**EXERCISE AIM:** Write out the records below once more, exactly as they stand.

**INPUT FOR THIS TASK:**
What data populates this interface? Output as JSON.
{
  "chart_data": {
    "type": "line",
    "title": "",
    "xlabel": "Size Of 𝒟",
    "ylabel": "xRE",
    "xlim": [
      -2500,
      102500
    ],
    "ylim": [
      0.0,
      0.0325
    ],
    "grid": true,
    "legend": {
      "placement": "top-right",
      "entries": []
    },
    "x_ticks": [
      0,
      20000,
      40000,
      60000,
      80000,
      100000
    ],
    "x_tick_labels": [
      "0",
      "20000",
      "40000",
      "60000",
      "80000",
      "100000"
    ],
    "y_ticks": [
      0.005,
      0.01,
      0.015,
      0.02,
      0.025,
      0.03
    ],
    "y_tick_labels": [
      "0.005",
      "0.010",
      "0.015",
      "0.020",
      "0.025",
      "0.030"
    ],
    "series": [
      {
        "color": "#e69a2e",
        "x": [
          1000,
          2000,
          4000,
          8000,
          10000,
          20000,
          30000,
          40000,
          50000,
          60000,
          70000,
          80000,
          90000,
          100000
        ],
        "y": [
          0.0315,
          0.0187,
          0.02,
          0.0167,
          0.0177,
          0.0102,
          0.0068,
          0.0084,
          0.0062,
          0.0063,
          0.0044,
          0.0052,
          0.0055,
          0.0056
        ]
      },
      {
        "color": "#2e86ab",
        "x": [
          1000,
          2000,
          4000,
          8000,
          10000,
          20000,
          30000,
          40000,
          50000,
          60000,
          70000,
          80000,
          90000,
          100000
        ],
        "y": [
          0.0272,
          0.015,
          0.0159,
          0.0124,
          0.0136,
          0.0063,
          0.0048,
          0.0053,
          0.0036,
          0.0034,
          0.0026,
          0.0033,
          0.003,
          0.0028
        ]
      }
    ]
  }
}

**ANSWER TO THE PROBLEM:**
What data populates this interface? Output as JSON.
{
  "chart_data": {
    "type": "line",
    "title": "",
    "xlabel": "Size Of 𝒟",
    "ylabel": "xRE",
    "xlim": [
      -2500,
      102500
    ],
    "ylim": [
      0.0,
      0.0325
    ],
    "grid": true,
    "legend": {
      "placement": "top-right",
      "entries": []
    },
    "x_ticks": [
      0,
      20000,
      40000,
      60000,
      80000,
      100000
    ],
    "x_tick_labels": [
      "0",
      "20000",
      "40000",
      "60000",
      "80000",
      "100000"
    ],
    "y_ticks": [
      0.005,
      0.01,
      0.015,
      0.02,
      0.025,
      0.03
    ],
    "y_tick_labels": [
      "0.005",
      "0.010",
      "0.015",
      "0.020",
      "0.025",
      "0.030"
    ],
    "series": [
      {
        "color": "#e69a2e",
        "x": [
          1000,
          2000,
          4000,
          8000,
          10000,
          20000,
          30000,
          40000,
          50000,
          60000,
          70000,
          80000,
          90000,
          100000
        ],
        "y": [
          0.0315,
          0.0187,
          0.02,
          0.0167,
          0.0177,
          0.0102,
          0.0068,
          0.0084,
          0.0062,
          0.0063,
          0.0044,
          0.0052,
          0.0055,
          0.0056
        ]
      },
      {
        "color": "#2e86ab",
        "x": [
          1000,
          2000,
          4000,
          8000,
          10000,
          20000,
          30000,
          40000,
          50000,
          60000,
          70000,
          80000,
          90000,
          100000
        ],
        "y": [
          0.0272,
          0.015,
          0.0159,
          0.0124,
          0.0136,
          0.0063,
          0.0048,
          0.0053,
          0.0036,
          0.0034,
          0.0026,
          0.0033,
          0.003,
          0.0028
        ]
      }
    ]
  }
}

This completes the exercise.